REQUEST>
Pull every line of the entries that has the word "период".

PROVIDED DATA>
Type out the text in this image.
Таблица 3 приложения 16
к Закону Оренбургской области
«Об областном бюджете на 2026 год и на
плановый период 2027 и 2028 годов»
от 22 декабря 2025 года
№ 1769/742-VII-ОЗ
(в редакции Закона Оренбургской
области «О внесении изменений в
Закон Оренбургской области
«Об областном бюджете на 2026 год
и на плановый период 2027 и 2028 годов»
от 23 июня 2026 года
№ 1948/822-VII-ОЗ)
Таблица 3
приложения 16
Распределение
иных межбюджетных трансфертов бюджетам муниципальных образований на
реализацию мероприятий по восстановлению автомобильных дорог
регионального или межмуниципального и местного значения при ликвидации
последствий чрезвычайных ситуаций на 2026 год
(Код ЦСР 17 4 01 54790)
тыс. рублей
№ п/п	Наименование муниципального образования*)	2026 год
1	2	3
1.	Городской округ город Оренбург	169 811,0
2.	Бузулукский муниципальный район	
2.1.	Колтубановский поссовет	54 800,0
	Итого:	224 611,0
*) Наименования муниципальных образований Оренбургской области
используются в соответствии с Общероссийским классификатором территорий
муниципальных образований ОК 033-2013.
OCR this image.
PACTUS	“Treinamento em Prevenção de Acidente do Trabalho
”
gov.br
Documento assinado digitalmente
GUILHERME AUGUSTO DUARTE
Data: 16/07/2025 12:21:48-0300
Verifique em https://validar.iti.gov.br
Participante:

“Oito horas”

ANSWER TO THIS PROBLEM>
плановый период 2027 и 2028 годов»
и на плановый период 2027 и 2028 годов»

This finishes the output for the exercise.